◆ **GIVEN INSTRUCTION**:
For each line below that includes the word "Heldagskole", make a copy.

--- Start PROVIDED DATA ---

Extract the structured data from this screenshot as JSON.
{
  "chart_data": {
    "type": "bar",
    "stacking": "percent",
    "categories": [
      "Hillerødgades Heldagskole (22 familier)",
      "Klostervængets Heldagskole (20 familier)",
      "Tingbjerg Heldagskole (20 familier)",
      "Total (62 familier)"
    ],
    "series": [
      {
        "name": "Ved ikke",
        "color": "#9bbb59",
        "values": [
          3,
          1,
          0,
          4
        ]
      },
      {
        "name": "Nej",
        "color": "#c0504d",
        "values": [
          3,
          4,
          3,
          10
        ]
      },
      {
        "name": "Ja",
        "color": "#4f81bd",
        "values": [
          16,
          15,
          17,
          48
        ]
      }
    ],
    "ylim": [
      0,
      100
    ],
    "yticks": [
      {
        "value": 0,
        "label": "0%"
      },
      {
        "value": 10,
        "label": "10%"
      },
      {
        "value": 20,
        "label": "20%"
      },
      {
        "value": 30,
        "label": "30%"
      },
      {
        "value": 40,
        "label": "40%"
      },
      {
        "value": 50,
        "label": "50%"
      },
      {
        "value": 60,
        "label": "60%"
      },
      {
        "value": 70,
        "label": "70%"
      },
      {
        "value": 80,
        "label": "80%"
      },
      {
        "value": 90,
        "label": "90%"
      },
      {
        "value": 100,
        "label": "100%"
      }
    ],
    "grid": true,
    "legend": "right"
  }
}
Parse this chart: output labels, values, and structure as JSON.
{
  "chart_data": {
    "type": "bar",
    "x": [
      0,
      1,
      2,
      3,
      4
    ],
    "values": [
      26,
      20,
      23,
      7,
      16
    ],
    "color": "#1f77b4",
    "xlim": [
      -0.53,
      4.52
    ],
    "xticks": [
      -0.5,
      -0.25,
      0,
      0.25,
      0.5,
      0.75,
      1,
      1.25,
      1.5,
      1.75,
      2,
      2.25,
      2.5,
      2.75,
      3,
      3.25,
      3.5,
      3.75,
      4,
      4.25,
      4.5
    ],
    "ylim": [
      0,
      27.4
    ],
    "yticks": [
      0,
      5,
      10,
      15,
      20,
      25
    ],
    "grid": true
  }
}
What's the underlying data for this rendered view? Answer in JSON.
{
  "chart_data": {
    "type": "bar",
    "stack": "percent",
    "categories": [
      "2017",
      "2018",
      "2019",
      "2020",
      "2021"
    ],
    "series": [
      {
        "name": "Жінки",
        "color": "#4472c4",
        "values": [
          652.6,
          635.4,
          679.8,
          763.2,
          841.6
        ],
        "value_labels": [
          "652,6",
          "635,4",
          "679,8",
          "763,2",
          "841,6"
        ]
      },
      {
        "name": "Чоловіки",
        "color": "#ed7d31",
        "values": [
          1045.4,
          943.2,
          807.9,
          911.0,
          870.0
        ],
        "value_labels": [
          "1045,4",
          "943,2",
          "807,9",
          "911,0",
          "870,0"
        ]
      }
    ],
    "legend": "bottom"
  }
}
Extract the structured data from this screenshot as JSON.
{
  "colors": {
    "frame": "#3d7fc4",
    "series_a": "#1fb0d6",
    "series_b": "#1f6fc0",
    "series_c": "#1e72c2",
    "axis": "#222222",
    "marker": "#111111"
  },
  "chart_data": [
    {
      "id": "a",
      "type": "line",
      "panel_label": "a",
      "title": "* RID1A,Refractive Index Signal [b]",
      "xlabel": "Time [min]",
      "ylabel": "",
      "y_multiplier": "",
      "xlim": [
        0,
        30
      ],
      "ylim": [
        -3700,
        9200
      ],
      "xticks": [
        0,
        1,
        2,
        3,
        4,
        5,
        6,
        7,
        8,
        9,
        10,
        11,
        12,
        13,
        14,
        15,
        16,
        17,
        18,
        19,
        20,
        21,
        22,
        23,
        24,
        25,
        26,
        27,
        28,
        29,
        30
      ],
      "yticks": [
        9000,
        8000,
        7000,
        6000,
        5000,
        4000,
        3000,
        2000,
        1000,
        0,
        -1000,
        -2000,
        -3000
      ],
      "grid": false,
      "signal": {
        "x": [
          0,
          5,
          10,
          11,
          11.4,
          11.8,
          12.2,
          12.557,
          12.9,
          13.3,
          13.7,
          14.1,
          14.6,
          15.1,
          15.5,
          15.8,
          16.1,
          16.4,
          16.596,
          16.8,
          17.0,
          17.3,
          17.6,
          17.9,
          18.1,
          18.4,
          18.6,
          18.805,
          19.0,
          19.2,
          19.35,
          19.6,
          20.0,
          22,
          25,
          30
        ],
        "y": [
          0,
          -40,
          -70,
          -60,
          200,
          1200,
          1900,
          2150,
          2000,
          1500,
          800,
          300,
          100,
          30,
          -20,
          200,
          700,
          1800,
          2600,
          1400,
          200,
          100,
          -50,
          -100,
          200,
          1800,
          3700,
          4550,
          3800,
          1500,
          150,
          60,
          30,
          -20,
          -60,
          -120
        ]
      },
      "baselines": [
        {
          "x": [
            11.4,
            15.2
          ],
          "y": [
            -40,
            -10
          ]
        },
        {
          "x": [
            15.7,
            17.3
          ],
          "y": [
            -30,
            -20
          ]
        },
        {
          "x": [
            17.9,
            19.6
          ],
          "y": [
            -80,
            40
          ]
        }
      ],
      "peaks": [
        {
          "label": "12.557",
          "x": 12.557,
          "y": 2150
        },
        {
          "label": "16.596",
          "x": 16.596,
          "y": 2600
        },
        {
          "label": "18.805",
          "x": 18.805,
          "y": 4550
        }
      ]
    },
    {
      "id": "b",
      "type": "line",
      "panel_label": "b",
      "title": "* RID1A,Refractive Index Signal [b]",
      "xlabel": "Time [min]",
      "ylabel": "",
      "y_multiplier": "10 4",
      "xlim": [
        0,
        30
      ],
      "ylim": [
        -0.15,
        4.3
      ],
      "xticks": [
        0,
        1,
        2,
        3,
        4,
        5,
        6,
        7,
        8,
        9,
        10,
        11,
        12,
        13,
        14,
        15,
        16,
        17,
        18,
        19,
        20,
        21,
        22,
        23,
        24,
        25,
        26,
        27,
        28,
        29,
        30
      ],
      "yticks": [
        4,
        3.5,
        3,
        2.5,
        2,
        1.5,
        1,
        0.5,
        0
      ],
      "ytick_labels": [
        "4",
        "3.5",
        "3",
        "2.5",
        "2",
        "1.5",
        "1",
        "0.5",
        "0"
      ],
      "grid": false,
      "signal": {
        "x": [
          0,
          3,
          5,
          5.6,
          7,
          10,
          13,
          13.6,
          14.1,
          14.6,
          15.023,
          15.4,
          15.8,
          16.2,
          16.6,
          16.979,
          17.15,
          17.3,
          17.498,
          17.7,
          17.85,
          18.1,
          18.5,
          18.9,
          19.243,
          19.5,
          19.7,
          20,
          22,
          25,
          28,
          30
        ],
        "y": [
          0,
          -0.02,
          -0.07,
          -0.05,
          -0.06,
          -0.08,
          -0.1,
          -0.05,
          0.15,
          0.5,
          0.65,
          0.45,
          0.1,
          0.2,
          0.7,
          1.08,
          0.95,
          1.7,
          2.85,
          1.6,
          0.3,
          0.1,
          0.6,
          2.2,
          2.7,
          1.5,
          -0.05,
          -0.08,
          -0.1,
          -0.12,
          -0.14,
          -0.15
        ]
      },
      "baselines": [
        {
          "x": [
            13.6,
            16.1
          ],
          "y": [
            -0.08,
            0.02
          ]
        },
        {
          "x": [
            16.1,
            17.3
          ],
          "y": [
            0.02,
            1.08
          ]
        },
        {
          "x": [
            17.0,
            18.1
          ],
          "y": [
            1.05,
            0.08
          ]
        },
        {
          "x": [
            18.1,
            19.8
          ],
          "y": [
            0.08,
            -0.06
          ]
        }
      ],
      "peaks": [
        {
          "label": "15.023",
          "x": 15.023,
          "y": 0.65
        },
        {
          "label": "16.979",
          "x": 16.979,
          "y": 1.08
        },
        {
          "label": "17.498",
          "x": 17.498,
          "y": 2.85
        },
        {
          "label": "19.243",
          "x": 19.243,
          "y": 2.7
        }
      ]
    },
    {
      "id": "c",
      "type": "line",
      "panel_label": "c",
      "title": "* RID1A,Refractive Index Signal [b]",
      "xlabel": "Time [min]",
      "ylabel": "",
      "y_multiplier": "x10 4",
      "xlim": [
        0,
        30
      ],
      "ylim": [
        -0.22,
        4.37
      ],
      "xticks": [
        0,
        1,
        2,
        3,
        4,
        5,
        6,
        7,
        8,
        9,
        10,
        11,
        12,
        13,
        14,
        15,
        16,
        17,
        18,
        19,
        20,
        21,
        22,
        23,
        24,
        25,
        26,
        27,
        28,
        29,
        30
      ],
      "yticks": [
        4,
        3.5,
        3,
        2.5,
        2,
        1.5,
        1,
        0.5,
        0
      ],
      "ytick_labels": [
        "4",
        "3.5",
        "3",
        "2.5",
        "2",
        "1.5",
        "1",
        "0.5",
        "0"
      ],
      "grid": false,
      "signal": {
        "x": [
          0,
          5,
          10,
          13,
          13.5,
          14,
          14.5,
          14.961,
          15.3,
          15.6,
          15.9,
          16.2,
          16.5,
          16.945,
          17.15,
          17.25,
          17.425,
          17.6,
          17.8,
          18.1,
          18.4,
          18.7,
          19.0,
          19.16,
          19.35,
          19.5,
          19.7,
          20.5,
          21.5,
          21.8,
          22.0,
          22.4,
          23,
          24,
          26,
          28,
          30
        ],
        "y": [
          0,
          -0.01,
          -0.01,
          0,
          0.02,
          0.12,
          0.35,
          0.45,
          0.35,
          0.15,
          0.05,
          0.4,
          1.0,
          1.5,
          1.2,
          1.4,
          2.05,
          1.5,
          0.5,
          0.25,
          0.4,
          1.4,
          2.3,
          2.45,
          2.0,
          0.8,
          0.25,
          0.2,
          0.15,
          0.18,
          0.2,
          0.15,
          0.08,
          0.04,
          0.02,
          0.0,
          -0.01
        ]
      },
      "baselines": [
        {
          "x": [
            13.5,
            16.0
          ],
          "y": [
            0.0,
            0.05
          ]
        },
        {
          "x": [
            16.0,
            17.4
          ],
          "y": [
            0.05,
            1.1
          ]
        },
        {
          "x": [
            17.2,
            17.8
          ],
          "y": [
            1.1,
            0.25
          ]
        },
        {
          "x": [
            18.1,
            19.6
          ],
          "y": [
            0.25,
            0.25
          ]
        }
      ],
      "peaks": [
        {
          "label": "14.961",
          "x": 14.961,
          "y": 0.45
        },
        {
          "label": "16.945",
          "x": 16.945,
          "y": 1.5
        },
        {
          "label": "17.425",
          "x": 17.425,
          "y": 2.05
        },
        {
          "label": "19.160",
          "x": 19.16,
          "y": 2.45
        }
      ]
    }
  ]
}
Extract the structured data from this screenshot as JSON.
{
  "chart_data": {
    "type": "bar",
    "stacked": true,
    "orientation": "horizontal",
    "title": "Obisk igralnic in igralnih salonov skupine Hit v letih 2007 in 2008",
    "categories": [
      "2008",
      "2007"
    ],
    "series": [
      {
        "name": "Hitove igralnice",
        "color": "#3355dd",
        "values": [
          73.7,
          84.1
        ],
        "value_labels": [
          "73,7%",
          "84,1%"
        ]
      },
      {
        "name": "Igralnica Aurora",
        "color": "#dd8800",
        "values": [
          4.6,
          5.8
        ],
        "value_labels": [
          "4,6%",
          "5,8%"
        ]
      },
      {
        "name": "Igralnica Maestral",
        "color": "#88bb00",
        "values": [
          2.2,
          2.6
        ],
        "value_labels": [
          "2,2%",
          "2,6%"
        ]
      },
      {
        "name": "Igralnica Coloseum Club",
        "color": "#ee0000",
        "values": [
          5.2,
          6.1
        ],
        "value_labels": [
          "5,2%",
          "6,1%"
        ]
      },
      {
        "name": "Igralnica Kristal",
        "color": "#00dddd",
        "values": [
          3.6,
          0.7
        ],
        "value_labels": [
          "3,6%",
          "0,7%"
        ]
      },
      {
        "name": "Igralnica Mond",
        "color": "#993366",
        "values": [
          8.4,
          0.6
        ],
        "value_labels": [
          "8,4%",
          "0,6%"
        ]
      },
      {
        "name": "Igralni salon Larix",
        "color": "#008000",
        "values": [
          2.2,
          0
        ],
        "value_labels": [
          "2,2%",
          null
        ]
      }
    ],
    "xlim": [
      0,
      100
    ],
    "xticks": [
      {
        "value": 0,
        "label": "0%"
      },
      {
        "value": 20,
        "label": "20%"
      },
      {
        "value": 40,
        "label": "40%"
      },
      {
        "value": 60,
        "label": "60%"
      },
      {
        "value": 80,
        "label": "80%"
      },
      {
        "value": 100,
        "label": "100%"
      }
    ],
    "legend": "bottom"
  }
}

--- End PROVIDED DATA ---

◆ **PROBLEM SOLUTION**:
      "Hillerødgades Heldagskole (22 familier)",
      "Klostervængets Heldagskole (20 familier)",
      "Tingbjerg Heldagskole (20 familier)",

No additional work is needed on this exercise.